=== Problem details ===
Each line that follows should be printed again exactly as it stands.

=== Task input ===

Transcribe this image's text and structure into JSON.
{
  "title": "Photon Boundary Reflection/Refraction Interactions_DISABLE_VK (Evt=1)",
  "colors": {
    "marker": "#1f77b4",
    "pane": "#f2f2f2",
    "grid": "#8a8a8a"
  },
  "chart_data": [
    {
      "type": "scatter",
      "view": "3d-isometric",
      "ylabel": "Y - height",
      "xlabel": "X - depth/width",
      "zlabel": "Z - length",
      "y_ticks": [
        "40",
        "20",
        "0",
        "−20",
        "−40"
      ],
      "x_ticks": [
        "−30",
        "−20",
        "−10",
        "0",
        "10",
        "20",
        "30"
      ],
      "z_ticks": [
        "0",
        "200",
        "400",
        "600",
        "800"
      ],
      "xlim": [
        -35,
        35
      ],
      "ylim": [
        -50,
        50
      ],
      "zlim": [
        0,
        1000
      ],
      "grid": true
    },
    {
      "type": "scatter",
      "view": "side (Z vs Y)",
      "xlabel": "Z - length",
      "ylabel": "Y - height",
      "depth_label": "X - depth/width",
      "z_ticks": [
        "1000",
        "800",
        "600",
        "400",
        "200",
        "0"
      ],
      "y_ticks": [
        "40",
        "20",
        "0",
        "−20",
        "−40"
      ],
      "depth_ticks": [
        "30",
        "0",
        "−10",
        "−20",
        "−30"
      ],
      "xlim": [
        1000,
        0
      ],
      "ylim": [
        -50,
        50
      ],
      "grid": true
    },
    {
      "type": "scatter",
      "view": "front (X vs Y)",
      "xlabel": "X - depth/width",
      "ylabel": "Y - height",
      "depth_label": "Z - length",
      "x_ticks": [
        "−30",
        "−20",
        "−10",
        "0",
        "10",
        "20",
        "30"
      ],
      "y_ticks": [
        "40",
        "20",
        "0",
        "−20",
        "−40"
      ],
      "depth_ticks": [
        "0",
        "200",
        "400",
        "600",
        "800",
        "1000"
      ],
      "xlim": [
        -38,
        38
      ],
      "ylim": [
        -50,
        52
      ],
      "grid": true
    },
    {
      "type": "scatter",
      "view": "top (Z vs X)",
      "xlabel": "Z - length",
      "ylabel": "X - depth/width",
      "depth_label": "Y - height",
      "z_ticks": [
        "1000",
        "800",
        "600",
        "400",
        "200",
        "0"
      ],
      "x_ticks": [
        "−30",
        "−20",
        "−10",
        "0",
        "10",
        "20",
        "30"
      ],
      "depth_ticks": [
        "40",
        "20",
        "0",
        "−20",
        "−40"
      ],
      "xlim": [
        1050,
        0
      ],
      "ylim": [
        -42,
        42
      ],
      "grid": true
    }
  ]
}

=== Task output ===
Transcribe this image's text and structure into JSON.
{
  "title": "Photon Boundary Reflection/Refraction Interactions_DISABLE_VK (Evt=1)",
  "colors": {
    "marker": "#1f77b4",
    "pane": "#f2f2f2",
    "grid": "#8a8a8a"
  },
  "chart_data": [
    {
      "type": "scatter",
      "view": "3d-isometric",
      "ylabel": "Y - height",
      "xlabel": "X - depth/width",
      "zlabel": "Z - length",
      "y_ticks": [
        "40",
        "20",
        "0",
        "−20",
        "−40"
      ],
      "x_ticks": [
        "−30",
        "−20",
        "−10",
        "0",
        "10",
        "20",
        "30"
      ],
      "z_ticks": [
        "0",
        "200",
        "400",
        "600",
        "800"
      ],
      "xlim": [
        -35,
        35
      ],
      "ylim": [
        -50,
        50
      ],
      "zlim": [
        0,
        1000
      ],
      "grid": true
    },
    {
      "type": "scatter",
      "view": "side (Z vs Y)",
      "xlabel": "Z - length",
      "ylabel": "Y - height",
      "depth_label": "X - depth/width",
      "z_ticks": [
        "1000",
        "800",
        "600",
        "400",
        "200",
        "0"
      ],
      "y_ticks": [
        "40",
        "20",
        "0",
        "−20",
        "−40"
      ],
      "depth_ticks": [
        "30",
        "0",
        "−10",
        "−20",
        "−30"
      ],
      "xlim": [
        1000,
        0
      ],
      "ylim": [
        -50,
        50
      ],
      "grid": true
    },
    {
      "type": "scatter",
      "view": "front (X vs Y)",
      "xlabel": "X - depth/width",
      "ylabel": "Y - height",
      "depth_label": "Z - length",
      "x_ticks": [
        "−30",
        "−20",
        "−10",
        "0",
        "10",
        "20",
        "30"
      ],
      "y_ticks": [
        "40",
        "20",
        "0",
        "−20",
        "−40"
      ],
      "depth_ticks": [
        "0",
        "200",
        "400",
        "600",
        "800",
        "1000"
      ],
      "xlim": [
        -38,
        38
      ],
      "ylim": [
        -50,
        52
      ],
      "grid": true
    },
    {
      "type": "scatter",
      "view": "top (Z vs X)",
      "xlabel": "Z - length",
      "ylabel": "X - depth/width",
      "depth_label": "Y - height",
      "z_ticks": [
        "1000",
        "800",
        "600",
        "400",
        "200",
        "0"
      ],
      "x_ticks": [
        "−30",
        "−20",
        "−10",
        "0",
        "10",
        "20",
        "30"
      ],
      "depth_ticks": [
        "40",
        "20",
        "0",
        "−20",
        "−40"
      ],
      "xlim": [
        1050,
        0
      ],
      "ylim": [
        -42,
        42
      ],
      "grid": true
    }
  ]
}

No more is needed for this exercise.